## Exercise objective
Copy out every line exactly as given.

## Record extracts
────────
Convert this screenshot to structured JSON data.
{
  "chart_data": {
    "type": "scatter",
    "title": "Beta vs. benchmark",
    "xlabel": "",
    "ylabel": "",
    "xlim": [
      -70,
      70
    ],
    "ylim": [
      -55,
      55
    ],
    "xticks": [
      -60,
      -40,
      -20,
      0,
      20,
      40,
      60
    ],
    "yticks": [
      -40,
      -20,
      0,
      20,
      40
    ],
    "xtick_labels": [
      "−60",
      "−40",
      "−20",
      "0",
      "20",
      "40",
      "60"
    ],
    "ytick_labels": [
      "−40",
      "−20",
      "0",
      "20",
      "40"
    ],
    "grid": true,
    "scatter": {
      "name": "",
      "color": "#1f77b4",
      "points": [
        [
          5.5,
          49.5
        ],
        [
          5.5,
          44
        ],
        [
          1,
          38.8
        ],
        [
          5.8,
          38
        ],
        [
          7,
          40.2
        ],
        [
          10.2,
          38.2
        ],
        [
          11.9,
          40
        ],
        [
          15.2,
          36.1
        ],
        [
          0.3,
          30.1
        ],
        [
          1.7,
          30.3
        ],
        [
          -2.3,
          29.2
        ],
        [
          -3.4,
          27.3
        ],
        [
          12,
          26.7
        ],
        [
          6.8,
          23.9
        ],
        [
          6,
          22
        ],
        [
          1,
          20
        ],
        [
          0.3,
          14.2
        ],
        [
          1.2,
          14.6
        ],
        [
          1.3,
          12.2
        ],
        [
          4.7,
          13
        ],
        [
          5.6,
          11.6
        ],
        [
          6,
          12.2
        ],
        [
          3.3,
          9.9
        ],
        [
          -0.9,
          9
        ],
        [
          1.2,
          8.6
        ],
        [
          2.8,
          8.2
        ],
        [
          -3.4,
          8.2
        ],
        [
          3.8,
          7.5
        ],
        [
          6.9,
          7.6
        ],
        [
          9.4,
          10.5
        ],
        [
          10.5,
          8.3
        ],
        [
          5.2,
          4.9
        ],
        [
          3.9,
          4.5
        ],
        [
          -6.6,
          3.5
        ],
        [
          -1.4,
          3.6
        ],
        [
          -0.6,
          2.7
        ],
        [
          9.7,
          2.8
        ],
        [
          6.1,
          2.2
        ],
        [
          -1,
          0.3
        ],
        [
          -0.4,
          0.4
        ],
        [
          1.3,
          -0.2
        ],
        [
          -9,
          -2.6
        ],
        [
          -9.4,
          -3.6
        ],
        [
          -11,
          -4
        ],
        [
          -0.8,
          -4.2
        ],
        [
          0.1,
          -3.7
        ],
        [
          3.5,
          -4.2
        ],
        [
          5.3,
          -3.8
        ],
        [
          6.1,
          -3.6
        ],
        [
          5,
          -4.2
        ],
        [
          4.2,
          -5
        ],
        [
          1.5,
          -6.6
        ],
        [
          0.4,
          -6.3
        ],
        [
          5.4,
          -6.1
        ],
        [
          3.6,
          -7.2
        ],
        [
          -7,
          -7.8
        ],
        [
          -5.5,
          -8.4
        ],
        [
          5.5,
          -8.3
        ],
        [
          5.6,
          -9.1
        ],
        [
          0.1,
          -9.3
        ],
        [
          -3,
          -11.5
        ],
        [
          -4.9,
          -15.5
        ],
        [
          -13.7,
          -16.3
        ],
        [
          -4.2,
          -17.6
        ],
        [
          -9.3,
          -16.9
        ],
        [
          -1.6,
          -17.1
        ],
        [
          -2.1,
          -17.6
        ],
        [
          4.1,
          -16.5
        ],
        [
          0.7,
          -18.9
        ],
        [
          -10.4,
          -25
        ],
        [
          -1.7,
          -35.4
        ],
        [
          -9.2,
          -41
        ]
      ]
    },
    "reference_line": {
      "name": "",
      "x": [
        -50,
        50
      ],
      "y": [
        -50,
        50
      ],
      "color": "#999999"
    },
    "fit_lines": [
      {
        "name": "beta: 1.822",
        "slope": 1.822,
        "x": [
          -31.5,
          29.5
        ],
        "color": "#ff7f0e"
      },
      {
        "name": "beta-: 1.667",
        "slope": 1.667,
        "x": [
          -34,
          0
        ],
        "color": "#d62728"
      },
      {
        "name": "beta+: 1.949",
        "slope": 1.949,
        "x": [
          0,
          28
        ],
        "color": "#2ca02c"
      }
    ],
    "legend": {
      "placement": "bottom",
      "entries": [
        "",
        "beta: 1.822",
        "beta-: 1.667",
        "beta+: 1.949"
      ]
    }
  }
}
────────
## Completed exercise
Convert this screenshot to structured JSON data.
{
  "chart_data": {
    "type": "scatter",
    "title": "Beta vs. benchmark",
    "xlabel": "",
    "ylabel": "",
    "xlim": [
      -70,
      70
    ],
    "ylim": [
      -55,
      55
    ],
    "xticks": [
      -60,
      -40,
      -20,
      0,
      20,
      40,
      60
    ],
    "yticks": [
      -40,
      -20,
      0,
      20,
      40
    ],
    "xtick_labels": [
      "−60",
      "−40",
      "−20",
      "0",
      "20",
      "40",
      "60"
    ],
    "ytick_labels": [
      "−40",
      "−20",
      "0",
      "20",
      "40"
    ],
    "grid": true,
    "scatter": {
      "name": "",
      "color": "#1f77b4",
      "points": [
        [
          5.5,
          49.5
        ],
        [
          5.5,
          44
        ],
        [
          1,
          38.8
        ],
        [
          5.8,
          38
        ],
        [
          7,
          40.2
        ],
        [
          10.2,
          38.2
        ],
        [
          11.9,
          40
        ],
        [
          15.2,
          36.1
        ],
        [
          0.3,
          30.1
        ],
        [
          1.7,
          30.3
        ],
        [
          -2.3,
          29.2
        ],
        [
          -3.4,
          27.3
        ],
        [
          12,
          26.7
        ],
        [
          6.8,
          23.9
        ],
        [
          6,
          22
        ],
        [
          1,
          20
        ],
        [
          0.3,
          14.2
        ],
        [
          1.2,
          14.6
        ],
        [
          1.3,
          12.2
        ],
        [
          4.7,
          13
        ],
        [
          5.6,
          11.6
        ],
        [
          6,
          12.2
        ],
        [
          3.3,
          9.9
        ],
        [
          -0.9,
          9
        ],
        [
          1.2,
          8.6
        ],
        [
          2.8,
          8.2
        ],
        [
          -3.4,
          8.2
        ],
        [
          3.8,
          7.5
        ],
        [
          6.9,
          7.6
        ],
        [
          9.4,
          10.5
        ],
        [
          10.5,
          8.3
        ],
        [
          5.2,
          4.9
        ],
        [
          3.9,
          4.5
        ],
        [
          -6.6,
          3.5
        ],
        [
          -1.4,
          3.6
        ],
        [
          -0.6,
          2.7
        ],
        [
          9.7,
          2.8
        ],
        [
          6.1,
          2.2
        ],
        [
          -1,
          0.3
        ],
        [
          -0.4,
          0.4
        ],
        [
          1.3,
          -0.2
        ],
        [
          -9,
          -2.6
        ],
        [
          -9.4,
          -3.6
        ],
        [
          -11,
          -4
        ],
        [
          -0.8,
          -4.2
        ],
        [
          0.1,
          -3.7
        ],
        [
          3.5,
          -4.2
        ],
        [
          5.3,
          -3.8
        ],
        [
          6.1,
          -3.6
        ],
        [
          5,
          -4.2
        ],
        [
          4.2,
          -5
        ],
        [
          1.5,
          -6.6
        ],
        [
          0.4,
          -6.3
        ],
        [
          5.4,
          -6.1
        ],
        [
          3.6,
          -7.2
        ],
        [
          -7,
          -7.8
        ],
        [
          -5.5,
          -8.4
        ],
        [
          5.5,
          -8.3
        ],
        [
          5.6,
          -9.1
        ],
        [
          0.1,
          -9.3
        ],
        [
          -3,
          -11.5
        ],
        [
          -4.9,
          -15.5
        ],
        [
          -13.7,
          -16.3
        ],
        [
          -4.2,
          -17.6
        ],
        [
          -9.3,
          -16.9
        ],
        [
          -1.6,
          -17.1
        ],
        [
          -2.1,
          -17.6
        ],
        [
          4.1,
          -16.5
        ],
        [
          0.7,
          -18.9
        ],
        [
          -10.4,
          -25
        ],
        [
          -1.7,
          -35.4
        ],
        [
          -9.2,
          -41
        ]
      ]
    },
    "reference_line": {
      "name": "",
      "x": [
        -50,
        50
      ],
      "y": [
        -50,
        50
      ],
      "color": "#999999"
    },
    "fit_lines": [
      {
        "name": "beta: 1.822",
        "slope": 1.822,
        "x": [
          -31.5,
          29.5
        ],
        "color": "#ff7f0e"
      },
      {
        "name": "beta-: 1.667",
        "slope": 1.667,
        "x": [
          -34,
          0
        ],
        "color": "#d62728"
      },
      {
        "name": "beta+: 1.949",
        "slope": 1.949,
        "x": [
          0,
          28
        ],
        "color": "#2ca02c"
      }
    ],
    "legend": {
      "placement": "bottom",
      "entries": [
        "",
        "beta: 1.822",
        "beta-: 1.667",
        "beta+: 1.949"
      ]
    }
  }
}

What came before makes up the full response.